A data block

───

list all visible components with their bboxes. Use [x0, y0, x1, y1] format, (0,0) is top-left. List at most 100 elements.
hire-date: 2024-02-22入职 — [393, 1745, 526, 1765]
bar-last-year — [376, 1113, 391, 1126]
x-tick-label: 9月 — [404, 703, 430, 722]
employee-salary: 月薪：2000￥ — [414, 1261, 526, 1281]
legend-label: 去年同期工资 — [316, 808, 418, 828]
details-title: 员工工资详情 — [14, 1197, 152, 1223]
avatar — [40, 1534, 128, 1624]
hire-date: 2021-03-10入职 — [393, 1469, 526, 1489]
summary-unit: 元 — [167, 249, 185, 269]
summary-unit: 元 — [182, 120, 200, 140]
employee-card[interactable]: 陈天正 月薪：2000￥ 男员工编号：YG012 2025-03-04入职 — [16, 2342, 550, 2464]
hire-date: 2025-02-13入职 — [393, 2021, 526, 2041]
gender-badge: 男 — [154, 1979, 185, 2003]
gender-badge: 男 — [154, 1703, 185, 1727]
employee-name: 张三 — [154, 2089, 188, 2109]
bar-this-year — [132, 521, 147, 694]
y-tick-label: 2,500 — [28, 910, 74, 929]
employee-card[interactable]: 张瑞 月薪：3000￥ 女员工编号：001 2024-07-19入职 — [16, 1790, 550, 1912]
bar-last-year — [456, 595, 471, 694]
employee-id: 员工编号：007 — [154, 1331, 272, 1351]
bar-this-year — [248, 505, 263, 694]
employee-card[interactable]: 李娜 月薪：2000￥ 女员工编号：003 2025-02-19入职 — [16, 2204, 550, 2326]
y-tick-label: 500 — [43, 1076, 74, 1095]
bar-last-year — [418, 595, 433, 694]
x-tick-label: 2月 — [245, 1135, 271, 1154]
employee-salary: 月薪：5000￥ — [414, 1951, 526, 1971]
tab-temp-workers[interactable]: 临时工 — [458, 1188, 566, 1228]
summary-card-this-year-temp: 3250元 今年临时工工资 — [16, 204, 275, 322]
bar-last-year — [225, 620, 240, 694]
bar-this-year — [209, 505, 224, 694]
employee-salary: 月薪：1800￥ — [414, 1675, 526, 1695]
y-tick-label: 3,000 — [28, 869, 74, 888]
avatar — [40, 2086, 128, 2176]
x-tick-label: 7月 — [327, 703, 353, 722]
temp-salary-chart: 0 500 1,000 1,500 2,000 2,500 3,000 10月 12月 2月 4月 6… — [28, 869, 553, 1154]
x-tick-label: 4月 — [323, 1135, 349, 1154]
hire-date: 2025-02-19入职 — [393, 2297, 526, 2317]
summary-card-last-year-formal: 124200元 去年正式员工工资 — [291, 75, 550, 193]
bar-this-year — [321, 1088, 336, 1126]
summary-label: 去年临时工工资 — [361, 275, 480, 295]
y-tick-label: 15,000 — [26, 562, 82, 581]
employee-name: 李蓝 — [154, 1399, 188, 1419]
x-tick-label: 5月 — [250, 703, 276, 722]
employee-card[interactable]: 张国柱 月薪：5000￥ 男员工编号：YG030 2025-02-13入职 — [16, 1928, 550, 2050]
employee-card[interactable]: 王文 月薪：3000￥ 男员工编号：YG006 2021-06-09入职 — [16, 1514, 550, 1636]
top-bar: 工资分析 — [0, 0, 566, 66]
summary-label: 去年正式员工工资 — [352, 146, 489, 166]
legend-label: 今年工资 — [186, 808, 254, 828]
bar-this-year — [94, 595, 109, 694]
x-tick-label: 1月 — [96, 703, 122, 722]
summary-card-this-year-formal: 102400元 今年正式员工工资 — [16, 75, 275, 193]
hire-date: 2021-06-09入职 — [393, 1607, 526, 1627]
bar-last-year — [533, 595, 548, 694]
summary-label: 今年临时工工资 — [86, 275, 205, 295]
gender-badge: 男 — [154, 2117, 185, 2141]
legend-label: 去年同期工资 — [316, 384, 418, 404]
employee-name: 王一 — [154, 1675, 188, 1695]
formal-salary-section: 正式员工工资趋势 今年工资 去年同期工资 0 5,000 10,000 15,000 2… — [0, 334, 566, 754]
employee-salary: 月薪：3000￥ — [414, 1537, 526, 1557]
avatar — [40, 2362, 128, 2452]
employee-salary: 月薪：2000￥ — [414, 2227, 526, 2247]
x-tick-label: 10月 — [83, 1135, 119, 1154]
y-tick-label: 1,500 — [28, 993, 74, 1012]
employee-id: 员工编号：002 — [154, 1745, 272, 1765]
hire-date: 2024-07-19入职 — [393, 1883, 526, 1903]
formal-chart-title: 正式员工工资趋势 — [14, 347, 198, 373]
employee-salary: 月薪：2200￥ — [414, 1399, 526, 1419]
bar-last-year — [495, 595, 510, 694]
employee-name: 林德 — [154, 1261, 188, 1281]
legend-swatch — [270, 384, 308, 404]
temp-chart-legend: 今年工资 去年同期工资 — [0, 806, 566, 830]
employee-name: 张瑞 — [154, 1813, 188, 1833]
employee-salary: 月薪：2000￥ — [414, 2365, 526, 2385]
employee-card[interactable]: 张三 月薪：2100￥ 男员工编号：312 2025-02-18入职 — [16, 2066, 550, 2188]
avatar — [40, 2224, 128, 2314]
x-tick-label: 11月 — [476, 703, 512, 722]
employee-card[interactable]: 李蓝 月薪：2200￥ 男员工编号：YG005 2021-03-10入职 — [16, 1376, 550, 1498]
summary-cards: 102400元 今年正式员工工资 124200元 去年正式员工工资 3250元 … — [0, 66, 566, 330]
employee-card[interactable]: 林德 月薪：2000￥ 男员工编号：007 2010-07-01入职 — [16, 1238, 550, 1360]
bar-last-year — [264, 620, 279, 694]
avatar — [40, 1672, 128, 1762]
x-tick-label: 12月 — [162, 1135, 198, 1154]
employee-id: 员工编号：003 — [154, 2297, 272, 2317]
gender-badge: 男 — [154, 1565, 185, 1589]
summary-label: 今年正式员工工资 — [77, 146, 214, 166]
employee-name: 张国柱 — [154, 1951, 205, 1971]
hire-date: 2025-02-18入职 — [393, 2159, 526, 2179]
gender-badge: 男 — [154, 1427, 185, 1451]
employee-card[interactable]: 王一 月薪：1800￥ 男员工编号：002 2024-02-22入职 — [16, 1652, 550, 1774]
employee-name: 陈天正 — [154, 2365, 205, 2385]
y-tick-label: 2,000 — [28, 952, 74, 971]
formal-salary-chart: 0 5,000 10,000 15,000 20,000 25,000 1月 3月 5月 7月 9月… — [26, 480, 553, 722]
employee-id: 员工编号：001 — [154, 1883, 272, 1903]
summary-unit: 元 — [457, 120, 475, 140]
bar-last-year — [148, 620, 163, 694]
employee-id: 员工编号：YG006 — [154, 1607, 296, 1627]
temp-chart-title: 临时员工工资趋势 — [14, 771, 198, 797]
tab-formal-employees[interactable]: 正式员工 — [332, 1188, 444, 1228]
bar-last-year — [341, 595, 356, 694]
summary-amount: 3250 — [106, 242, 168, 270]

───

» REQUIREMENTS
Reproduce every line of the records above verbatim, keeping all characters, spacing, and order unchanged.

» FULL ANSWER
list all visible components with their bboxes. Use [x0, y0, x1, y1] format, (0,0) is top-left. List at most 100 elements.
hire-date: 2024-02-22入职 — [393, 1745, 526, 1765]
bar-last-year — [376, 1113, 391, 1126]
x-tick-label: 9月 — [404, 703, 430, 722]
employee-salary: 月薪：2000￥ — [414, 1261, 526, 1281]
legend-label: 去年同期工资 — [316, 808, 418, 828]
details-title: 员工工资详情 — [14, 1197, 152, 1223]
avatar — [40, 1534, 128, 1624]
hire-date: 2021-03-10入职 — [393, 1469, 526, 1489]
summary-unit: 元 — [167, 249, 185, 269]
summary-unit: 元 — [182, 120, 200, 140]
employee-card[interactable]: 陈天正 月薪：2000￥ 男员工编号：YG012 2025-03-04入职 — [16, 2342, 550, 2464]
hire-date: 2025-02-13入职 — [393, 2021, 526, 2041]
gender-badge: 男 — [154, 1979, 185, 2003]
gender-badge: 男 — [154, 1703, 185, 1727]
employee-name: 张三 — [154, 2089, 188, 2109]
bar-this-year — [132, 521, 147, 694]
y-tick-label: 2,500 — [28, 910, 74, 929]
employee-card[interactable]: 张瑞 月薪：3000￥ 女员工编号：001 2024-07-19入职 — [16, 1790, 550, 1912]
bar-last-year — [456, 595, 471, 694]
employee-id: 员工编号：007 — [154, 1331, 272, 1351]
bar-this-year — [248, 505, 263, 694]
employee-card[interactable]: 李娜 月薪：2000￥ 女员工编号：003 2025-02-19入职 — [16, 2204, 550, 2326]
y-tick-label: 500 — [43, 1076, 74, 1095]
bar-last-year — [418, 595, 433, 694]
x-tick-label: 2月 — [245, 1135, 271, 1154]
employee-salary: 月薪：5000￥ — [414, 1951, 526, 1971]
tab-temp-workers[interactable]: 临时工 — [458, 1188, 566, 1228]
summary-card-this-year-temp: 3250元 今年临时工工资 — [16, 204, 275, 322]
bar-last-year — [225, 620, 240, 694]
bar-this-year — [209, 505, 224, 694]
employee-salary: 月薪：1800￥ — [414, 1675, 526, 1695]
y-tick-label: 3,000 — [28, 869, 74, 888]
avatar — [40, 2086, 128, 2176]
x-tick-label: 7月 — [327, 703, 353, 722]
temp-salary-chart: 0 500 1,000 1,500 2,000 2,500 3,000 10月 12月 2月 4月 6… — [28, 869, 553, 1154]
x-tick-label: 4月 — [323, 1135, 349, 1154]
hire-date: 2025-02-19入职 — [393, 2297, 526, 2317]
summary-card-last-year-formal: 124200元 去年正式员工工资 — [291, 75, 550, 193]
bar-this-year — [321, 1088, 336, 1126]
summary-label: 去年临时工工资 — [361, 275, 480, 295]
y-tick-label: 15,000 — [26, 562, 82, 581]
employee-name: 李蓝 — [154, 1399, 188, 1419]
x-tick-label: 5月 — [250, 703, 276, 722]
employee-card[interactable]: 张国柱 月薪：5000￥ 男员工编号：YG030 2025-02-13入职 — [16, 1928, 550, 2050]
employee-card[interactable]: 王文 月薪：3000￥ 男员工编号：YG006 2021-06-09入职 — [16, 1514, 550, 1636]
top-bar: 工资分析 — [0, 0, 566, 66]
summary-label: 去年正式员工工资 — [352, 146, 489, 166]
legend-label: 今年工资 — [186, 808, 254, 828]
bar-this-year — [94, 595, 109, 694]
x-tick-label: 1月 — [96, 703, 122, 722]
summary-card-this-year-formal: 102400元 今年正式员工工资 — [16, 75, 275, 193]
hire-date: 2021-06-09入职 — [393, 1607, 526, 1627]
bar-last-year — [533, 595, 548, 694]
summary-label: 今年临时工工资 — [86, 275, 205, 295]
gender-badge: 男 — [154, 2117, 185, 2141]
legend-label: 去年同期工资 — [316, 384, 418, 404]
employee-name: 王一 — [154, 1675, 188, 1695]
formal-salary-section: 正式员工工资趋势 今年工资 去年同期工资 0 5,000 10,000 15,000 2… — [0, 334, 566, 754]
employee-salary: 月薪：3000￥ — [414, 1537, 526, 1557]
avatar — [40, 2362, 128, 2452]
employee-salary: 月薪：2000￥ — [414, 2227, 526, 2247]
x-tick-label: 10月 — [83, 1135, 119, 1154]
y-tick-label: 1,500 — [28, 993, 74, 1012]
employee-id: 员工编号：002 — [154, 1745, 272, 1765]
hire-date: 2024-07-19入职 — [393, 1883, 526, 1903]
formal-chart-title: 正式员工工资趋势 — [14, 347, 198, 373]
employee-salary: 月薪：2200￥ — [414, 1399, 526, 1419]
bar-last-year — [495, 595, 510, 694]
employee-name: 林德 — [154, 1261, 188, 1281]
legend-swatch — [270, 384, 308, 404]
temp-chart-legend: 今年工资 去年同期工资 — [0, 806, 566, 830]
employee-name: 张瑞 — [154, 1813, 188, 1833]
employee-salary: 月薪：2000￥ — [414, 2365, 526, 2385]
employee-card[interactable]: 张三 月薪：2100￥ 男员工编号：312 2025-02-18入职 — [16, 2066, 550, 2188]
avatar — [40, 2224, 128, 2314]
x-tick-label: 11月 — [476, 703, 512, 722]
employee-card[interactable]: 李蓝 月薪：2200￥ 男员工编号：YG005 2021-03-10入职 — [16, 1376, 550, 1498]
summary-cards: 102400元 今年正式员工工资 124200元 去年正式员工工资 3250元 … — [0, 66, 566, 330]
employee-card[interactable]: 林德 月薪：2000￥ 男员工编号：007 2010-07-01入职 — [16, 1238, 550, 1360]
bar-last-year — [264, 620, 279, 694]
avatar — [40, 1672, 128, 1762]
x-tick-label: 12月 — [162, 1135, 198, 1154]
employee-id: 员工编号：003 — [154, 2297, 272, 2317]
gender-badge: 男 — [154, 1565, 185, 1589]
summary-label: 今年正式员工工资 — [77, 146, 214, 166]
employee-name: 张国柱 — [154, 1951, 205, 1971]
hire-date: 2025-02-18入职 — [393, 2159, 526, 2179]
gender-badge: 男 — [154, 1427, 185, 1451]
employee-card[interactable]: 王一 月薪：1800￥ 男员工编号：002 2024-02-22入职 — [16, 1652, 550, 1774]
employee-name: 陈天正 — [154, 2365, 205, 2385]
y-tick-label: 2,000 — [28, 952, 74, 971]
formal-salary-chart: 0 5,000 10,000 15,000 20,000 25,000 1月 3月 5月 7月 9月… — [26, 480, 553, 722]
employee-id: 员工编号：001 — [154, 1883, 272, 1903]
summary-unit: 元 — [457, 120, 475, 140]
bar-last-year — [148, 620, 163, 694]
employee-id: 员工编号：YG006 — [154, 1607, 296, 1627]
temp-chart-title: 临时员工工资趋势 — [14, 771, 198, 797]
tab-formal-employees[interactable]: 正式员工 — [332, 1188, 444, 1228]
bar-last-year — [341, 595, 356, 694]
summary-amount: 3250 — [106, 242, 168, 270]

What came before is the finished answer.